### What is required
Which lines contain the word "тепловизионного"? Return each of them as written.

### Record extracts
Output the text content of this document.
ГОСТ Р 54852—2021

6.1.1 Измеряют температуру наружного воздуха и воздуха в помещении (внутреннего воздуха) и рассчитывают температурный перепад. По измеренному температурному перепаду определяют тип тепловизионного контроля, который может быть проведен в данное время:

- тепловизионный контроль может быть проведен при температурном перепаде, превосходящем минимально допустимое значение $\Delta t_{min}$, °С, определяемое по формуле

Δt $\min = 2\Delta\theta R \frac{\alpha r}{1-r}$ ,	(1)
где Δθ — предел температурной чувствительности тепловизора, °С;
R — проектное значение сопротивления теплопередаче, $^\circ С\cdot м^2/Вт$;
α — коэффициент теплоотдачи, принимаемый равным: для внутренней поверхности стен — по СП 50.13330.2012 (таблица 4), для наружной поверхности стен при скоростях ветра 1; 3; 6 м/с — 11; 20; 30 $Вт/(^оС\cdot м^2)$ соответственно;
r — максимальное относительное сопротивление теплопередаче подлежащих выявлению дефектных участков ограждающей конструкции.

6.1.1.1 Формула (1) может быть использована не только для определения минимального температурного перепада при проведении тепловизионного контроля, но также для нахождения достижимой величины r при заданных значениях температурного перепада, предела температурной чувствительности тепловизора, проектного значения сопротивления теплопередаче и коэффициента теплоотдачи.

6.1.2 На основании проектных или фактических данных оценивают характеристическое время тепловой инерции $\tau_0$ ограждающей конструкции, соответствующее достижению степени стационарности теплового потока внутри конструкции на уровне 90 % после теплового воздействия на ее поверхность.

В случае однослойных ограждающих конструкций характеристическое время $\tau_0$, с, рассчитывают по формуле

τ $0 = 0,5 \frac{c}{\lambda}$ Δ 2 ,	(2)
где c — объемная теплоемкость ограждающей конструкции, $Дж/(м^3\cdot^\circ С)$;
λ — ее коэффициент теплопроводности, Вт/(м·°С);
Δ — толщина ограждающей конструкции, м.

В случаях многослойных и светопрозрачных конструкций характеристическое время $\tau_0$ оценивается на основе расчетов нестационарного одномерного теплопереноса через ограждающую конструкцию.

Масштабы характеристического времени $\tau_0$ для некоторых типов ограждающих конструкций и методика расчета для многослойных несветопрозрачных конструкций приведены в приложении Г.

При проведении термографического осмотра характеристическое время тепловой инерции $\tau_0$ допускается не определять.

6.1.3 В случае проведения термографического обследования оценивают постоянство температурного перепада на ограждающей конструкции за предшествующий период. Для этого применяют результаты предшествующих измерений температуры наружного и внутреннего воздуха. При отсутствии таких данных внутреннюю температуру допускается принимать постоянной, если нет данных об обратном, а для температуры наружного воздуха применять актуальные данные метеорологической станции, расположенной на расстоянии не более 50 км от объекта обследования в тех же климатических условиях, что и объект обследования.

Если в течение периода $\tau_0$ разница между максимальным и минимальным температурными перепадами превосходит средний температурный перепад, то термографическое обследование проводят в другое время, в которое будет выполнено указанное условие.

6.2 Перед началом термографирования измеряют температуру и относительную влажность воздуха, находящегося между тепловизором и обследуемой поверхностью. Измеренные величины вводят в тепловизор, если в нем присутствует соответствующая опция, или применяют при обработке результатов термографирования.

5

...

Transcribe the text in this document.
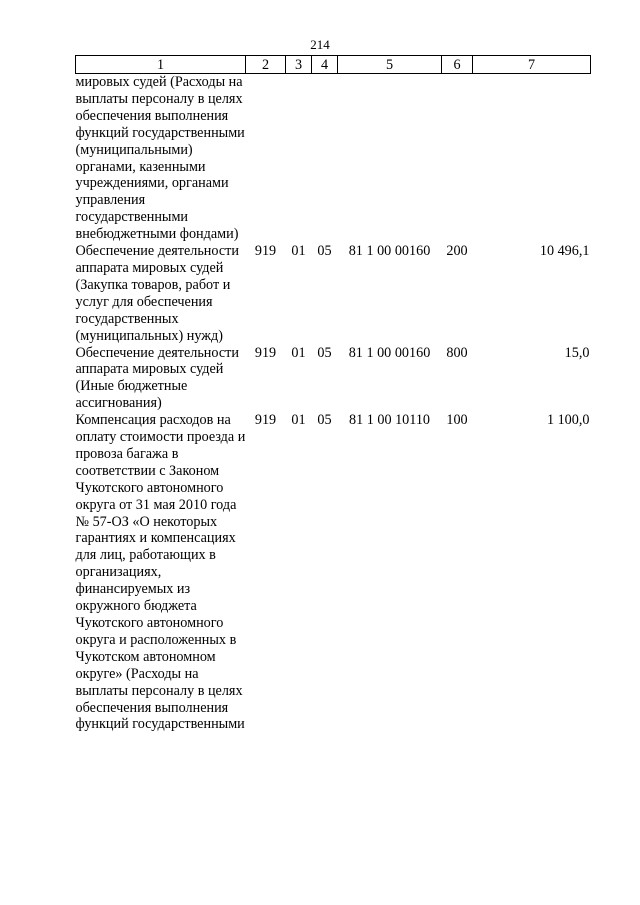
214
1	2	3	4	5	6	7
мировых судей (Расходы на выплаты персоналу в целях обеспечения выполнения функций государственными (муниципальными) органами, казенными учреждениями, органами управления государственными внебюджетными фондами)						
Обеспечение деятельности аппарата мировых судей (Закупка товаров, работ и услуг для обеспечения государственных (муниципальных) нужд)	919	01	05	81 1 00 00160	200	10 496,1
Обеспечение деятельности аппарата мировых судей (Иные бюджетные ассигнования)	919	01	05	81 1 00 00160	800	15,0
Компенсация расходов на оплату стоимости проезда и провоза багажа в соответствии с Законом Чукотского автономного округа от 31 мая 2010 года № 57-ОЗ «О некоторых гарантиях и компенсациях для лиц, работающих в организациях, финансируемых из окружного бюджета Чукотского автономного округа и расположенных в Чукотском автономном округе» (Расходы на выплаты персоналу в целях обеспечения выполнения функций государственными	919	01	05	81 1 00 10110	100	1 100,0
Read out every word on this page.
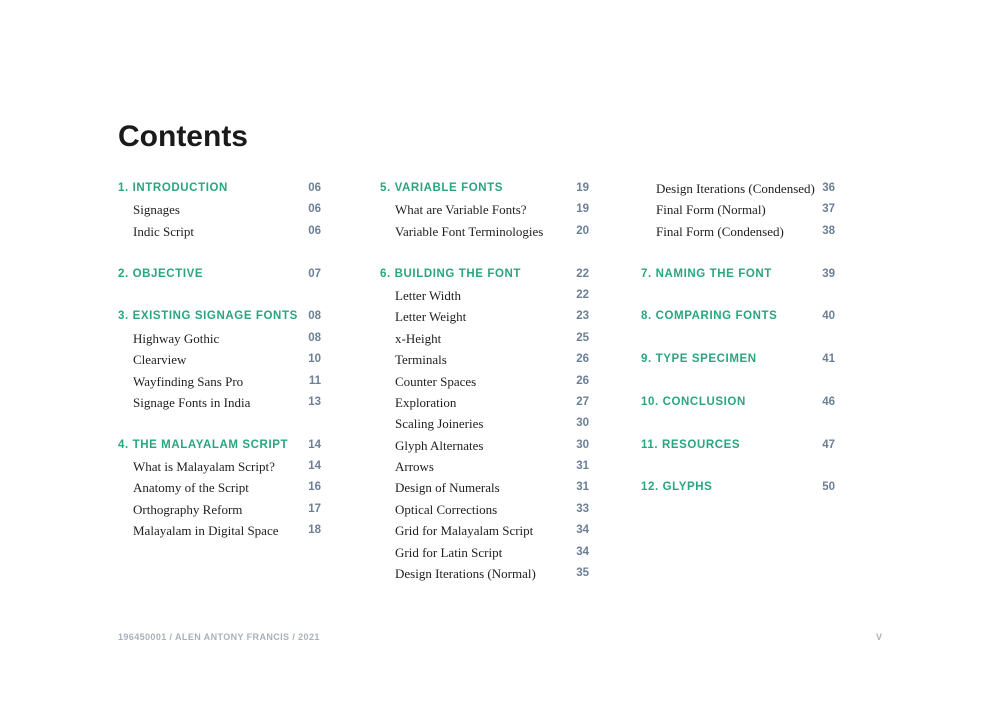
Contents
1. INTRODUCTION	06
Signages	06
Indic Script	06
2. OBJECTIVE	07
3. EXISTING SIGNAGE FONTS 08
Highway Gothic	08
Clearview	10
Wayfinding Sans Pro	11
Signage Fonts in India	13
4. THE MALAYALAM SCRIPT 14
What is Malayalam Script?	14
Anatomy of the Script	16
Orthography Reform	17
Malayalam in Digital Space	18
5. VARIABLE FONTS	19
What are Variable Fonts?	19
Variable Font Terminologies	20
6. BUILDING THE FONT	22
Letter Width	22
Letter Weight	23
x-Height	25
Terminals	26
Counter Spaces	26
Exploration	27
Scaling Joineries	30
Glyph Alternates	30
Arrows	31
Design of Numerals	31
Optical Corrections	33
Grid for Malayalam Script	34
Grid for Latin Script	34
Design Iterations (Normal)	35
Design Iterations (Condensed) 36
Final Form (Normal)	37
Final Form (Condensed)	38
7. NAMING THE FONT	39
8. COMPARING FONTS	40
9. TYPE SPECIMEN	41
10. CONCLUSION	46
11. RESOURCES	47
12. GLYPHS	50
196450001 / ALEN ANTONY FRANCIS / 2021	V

* * *

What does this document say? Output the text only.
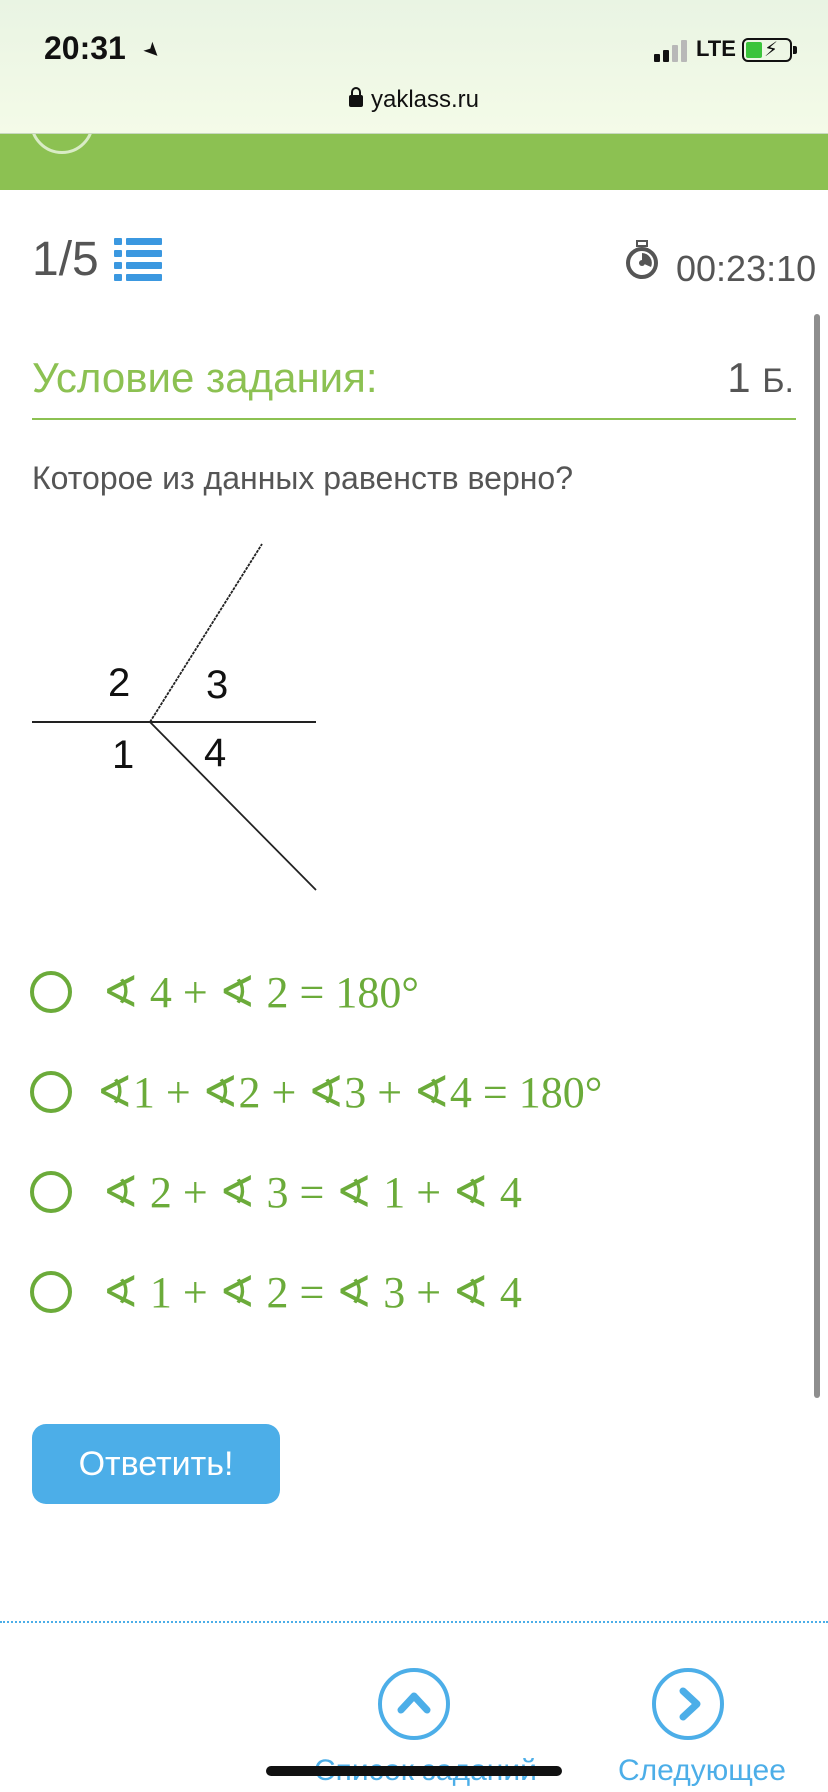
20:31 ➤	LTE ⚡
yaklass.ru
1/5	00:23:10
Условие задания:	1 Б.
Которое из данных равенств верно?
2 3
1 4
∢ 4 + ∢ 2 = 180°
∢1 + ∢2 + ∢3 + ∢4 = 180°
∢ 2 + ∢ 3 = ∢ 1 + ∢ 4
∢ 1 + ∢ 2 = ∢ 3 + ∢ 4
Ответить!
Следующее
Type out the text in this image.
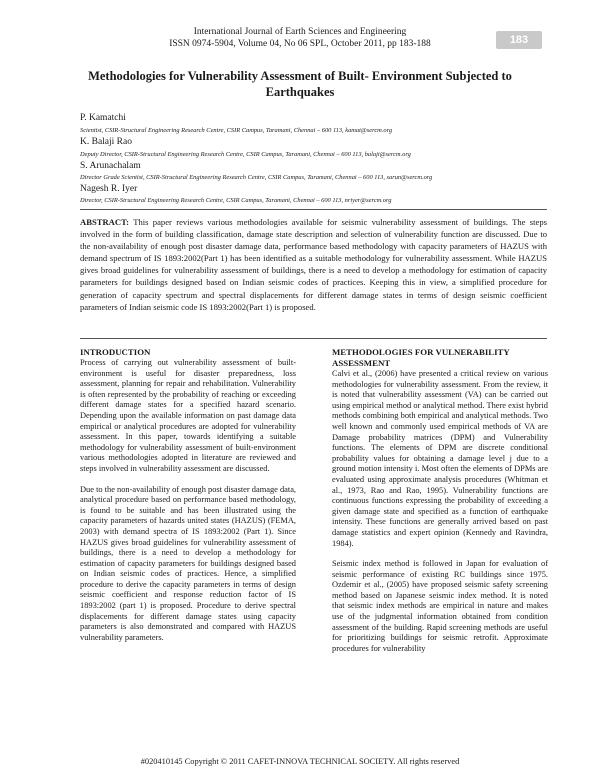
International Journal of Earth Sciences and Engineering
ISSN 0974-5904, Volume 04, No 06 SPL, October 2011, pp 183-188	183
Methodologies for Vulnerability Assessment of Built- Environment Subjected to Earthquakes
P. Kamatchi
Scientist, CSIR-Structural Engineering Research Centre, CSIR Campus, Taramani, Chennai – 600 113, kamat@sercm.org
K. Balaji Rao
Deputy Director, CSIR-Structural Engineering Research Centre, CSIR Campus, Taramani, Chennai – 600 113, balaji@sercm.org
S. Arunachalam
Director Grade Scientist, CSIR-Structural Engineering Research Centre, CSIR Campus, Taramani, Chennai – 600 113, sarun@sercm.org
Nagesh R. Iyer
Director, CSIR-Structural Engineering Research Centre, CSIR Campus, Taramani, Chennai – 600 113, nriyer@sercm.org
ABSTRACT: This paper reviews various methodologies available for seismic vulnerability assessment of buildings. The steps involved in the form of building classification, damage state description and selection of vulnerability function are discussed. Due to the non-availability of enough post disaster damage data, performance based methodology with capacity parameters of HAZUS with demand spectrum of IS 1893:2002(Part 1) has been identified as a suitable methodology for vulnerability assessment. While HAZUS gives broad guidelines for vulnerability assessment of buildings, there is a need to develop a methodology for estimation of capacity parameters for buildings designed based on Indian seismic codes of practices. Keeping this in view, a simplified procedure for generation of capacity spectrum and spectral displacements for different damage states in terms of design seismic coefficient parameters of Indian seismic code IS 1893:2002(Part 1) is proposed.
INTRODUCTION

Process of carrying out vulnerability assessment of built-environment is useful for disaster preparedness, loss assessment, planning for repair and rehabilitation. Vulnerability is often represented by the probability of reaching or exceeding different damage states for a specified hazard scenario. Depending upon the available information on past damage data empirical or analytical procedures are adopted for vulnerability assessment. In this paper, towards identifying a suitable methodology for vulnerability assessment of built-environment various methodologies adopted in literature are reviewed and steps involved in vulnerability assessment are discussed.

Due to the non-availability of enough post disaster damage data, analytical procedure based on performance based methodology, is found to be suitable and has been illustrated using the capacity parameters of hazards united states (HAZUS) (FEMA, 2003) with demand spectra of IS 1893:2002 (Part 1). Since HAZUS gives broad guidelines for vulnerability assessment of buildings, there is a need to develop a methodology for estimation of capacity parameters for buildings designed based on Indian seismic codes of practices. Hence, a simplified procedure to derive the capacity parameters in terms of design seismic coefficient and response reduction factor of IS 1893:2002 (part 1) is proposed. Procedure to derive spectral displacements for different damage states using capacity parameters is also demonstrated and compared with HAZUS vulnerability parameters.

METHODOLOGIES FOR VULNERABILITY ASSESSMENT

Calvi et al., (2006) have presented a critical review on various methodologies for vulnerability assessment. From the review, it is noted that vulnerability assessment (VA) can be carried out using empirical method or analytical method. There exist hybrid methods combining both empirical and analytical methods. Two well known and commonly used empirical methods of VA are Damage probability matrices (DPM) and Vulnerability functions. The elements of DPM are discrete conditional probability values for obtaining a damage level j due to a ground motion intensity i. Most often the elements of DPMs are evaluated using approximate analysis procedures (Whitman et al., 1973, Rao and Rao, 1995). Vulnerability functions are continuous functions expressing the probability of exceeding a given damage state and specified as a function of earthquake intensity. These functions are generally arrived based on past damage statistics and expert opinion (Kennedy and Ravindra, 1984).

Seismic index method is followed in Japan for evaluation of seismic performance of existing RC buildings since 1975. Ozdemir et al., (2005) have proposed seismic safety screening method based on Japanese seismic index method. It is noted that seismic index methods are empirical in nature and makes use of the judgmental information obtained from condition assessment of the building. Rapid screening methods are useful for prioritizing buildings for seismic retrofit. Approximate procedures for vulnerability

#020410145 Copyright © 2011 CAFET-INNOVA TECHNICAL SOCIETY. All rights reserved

### Result of this exercise
6.1.1 Измеряют температуру наружного воздуха и воздуха в помещении (внутреннего воздуха) и рассчитывают температурный перепад. По измеренному температурному перепаду определяют тип тепловизионного контроля, который может быть проведен в данное время:
6.1.1.1 Формула (1) может быть использована не только для определения минимального температурного перепада при проведении тепловизионного контроля, но также для нахождения достижимой величины r при заданных значениях температурного перепада, предела температурной чувствительности тепловизора, проектного значения сопротивления теплопередаче и коэффициента теплоотдачи.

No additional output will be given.